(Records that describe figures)
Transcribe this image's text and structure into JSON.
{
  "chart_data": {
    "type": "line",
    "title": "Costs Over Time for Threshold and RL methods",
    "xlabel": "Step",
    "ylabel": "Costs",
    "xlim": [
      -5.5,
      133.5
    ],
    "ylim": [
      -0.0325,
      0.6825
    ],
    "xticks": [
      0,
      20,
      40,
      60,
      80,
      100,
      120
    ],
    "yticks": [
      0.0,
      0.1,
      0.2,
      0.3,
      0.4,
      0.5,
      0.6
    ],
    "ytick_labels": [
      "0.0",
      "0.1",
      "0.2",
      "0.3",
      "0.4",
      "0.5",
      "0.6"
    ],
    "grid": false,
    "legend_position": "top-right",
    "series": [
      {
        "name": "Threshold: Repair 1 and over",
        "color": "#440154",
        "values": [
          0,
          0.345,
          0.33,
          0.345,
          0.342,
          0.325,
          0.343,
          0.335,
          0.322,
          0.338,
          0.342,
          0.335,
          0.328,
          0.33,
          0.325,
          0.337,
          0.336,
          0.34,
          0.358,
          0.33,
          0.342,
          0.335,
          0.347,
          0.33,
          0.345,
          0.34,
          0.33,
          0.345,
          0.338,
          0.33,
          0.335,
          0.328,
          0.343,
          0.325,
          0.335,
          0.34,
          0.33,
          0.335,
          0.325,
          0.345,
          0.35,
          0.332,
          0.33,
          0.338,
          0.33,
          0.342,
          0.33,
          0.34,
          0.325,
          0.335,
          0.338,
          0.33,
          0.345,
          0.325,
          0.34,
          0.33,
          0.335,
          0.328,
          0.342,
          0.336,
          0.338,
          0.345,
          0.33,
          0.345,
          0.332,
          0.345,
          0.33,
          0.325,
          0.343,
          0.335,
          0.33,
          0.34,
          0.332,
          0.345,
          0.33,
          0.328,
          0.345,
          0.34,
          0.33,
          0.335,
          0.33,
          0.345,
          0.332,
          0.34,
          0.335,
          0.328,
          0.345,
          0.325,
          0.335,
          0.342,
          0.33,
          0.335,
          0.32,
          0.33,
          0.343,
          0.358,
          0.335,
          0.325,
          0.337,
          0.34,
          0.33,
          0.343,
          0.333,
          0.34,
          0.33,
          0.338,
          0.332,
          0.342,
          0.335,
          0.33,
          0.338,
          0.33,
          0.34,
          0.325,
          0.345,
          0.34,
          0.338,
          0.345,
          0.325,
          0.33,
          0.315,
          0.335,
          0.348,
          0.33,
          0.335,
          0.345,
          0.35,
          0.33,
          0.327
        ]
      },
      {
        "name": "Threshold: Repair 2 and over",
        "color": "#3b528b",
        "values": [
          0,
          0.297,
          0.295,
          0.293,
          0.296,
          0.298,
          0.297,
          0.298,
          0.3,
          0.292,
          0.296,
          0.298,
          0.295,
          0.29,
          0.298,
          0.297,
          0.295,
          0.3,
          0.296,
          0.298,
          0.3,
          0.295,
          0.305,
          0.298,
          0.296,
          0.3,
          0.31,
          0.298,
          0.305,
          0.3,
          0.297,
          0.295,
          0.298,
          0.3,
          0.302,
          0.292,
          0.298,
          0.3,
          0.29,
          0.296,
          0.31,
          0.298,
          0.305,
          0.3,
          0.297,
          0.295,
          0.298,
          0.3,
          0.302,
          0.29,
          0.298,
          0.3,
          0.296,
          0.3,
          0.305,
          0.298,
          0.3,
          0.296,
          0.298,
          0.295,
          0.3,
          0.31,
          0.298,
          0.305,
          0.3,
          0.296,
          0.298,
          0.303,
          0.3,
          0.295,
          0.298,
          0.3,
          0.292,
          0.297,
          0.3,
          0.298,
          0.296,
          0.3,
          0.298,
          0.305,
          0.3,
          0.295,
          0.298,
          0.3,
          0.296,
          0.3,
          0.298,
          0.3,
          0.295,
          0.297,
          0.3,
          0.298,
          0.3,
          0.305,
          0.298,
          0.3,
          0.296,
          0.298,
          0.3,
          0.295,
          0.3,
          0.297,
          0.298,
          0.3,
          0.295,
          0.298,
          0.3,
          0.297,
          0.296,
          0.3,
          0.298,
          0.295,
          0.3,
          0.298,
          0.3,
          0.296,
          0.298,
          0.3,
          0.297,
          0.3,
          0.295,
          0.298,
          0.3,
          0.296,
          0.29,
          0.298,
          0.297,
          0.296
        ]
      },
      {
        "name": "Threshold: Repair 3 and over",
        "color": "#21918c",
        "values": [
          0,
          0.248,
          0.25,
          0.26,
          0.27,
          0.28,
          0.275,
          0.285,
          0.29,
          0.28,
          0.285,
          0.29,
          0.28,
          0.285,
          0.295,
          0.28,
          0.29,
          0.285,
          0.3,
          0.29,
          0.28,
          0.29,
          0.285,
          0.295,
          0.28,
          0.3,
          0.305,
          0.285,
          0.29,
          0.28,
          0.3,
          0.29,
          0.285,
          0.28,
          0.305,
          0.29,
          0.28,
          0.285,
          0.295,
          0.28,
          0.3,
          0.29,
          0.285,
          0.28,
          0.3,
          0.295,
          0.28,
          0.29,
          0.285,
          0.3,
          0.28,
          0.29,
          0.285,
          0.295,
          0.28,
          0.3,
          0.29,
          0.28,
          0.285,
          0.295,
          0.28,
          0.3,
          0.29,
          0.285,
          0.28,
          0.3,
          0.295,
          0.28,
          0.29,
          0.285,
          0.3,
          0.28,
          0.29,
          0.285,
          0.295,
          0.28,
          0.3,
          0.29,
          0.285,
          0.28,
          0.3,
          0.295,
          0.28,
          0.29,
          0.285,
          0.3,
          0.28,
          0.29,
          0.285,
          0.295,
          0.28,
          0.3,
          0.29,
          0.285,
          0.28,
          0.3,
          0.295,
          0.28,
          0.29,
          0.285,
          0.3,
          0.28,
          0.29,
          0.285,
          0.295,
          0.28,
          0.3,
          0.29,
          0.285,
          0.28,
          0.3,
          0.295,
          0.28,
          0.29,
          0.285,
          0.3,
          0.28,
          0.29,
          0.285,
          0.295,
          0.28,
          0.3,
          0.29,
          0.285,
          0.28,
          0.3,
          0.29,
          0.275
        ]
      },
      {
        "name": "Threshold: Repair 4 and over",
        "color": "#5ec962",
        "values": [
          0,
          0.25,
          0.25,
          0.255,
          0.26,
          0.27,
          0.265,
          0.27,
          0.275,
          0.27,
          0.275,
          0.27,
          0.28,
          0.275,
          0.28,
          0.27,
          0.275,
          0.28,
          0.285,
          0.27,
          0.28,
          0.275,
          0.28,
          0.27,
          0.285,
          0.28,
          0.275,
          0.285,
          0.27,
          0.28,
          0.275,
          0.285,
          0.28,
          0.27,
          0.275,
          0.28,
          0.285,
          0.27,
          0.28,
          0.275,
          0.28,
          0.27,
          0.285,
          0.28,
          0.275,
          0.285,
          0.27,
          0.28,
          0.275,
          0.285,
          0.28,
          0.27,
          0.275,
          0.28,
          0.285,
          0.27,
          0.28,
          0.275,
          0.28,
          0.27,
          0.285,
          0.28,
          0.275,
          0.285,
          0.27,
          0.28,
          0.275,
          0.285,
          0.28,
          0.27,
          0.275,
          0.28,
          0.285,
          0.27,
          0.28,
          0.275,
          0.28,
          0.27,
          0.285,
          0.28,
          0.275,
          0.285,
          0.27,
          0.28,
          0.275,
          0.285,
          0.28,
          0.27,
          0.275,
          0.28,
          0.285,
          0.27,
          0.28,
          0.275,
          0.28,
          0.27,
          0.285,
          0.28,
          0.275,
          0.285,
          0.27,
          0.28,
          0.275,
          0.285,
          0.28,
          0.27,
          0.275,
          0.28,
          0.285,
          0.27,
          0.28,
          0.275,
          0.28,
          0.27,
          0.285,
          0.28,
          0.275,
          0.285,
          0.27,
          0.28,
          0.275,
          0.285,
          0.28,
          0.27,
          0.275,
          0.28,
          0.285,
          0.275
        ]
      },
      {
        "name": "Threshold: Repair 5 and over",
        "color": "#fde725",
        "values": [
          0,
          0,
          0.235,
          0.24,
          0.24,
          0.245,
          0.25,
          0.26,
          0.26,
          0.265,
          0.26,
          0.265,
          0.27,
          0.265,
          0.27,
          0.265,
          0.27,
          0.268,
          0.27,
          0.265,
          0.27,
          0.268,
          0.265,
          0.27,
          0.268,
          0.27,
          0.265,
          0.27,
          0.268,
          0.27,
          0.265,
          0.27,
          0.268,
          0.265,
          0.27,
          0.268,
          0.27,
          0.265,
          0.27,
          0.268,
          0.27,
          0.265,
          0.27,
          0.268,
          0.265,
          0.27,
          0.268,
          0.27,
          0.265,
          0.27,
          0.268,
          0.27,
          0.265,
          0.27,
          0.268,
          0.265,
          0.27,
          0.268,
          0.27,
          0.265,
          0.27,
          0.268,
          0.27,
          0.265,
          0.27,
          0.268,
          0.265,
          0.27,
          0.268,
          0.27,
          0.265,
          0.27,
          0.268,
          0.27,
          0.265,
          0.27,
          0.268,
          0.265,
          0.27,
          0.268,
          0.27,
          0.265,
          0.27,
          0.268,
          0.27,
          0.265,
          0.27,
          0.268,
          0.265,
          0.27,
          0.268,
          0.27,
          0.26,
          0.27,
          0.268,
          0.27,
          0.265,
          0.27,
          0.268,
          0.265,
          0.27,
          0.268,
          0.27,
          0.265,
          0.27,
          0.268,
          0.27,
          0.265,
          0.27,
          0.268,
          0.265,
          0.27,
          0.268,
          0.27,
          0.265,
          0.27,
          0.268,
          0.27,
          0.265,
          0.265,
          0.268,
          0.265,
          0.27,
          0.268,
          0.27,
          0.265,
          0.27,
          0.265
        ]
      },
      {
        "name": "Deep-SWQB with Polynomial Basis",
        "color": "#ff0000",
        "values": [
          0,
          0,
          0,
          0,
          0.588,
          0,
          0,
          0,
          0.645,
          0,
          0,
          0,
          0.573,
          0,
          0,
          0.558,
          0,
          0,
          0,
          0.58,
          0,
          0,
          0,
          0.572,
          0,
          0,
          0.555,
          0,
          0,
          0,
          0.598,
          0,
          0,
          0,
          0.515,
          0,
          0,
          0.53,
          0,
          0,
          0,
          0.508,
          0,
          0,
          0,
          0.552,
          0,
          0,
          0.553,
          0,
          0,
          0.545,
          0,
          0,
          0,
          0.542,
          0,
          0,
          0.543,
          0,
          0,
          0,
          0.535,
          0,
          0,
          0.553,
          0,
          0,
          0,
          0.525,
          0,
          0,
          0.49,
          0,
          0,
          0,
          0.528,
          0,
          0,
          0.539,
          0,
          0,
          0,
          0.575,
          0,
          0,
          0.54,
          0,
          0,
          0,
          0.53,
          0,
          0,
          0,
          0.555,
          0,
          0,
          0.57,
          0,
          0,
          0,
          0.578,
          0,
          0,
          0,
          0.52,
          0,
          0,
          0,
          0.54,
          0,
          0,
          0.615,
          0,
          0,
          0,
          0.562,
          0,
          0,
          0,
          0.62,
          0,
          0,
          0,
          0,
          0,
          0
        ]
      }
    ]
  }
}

Job
Select every line of the material above holding the word "color" and copy it.

Final result
        "color": "#440154",
        "color": "#3b528b",
        "color": "#21918c",
        "color": "#5ec962",
        "color": "#fde725",
        "color": "#ff0000",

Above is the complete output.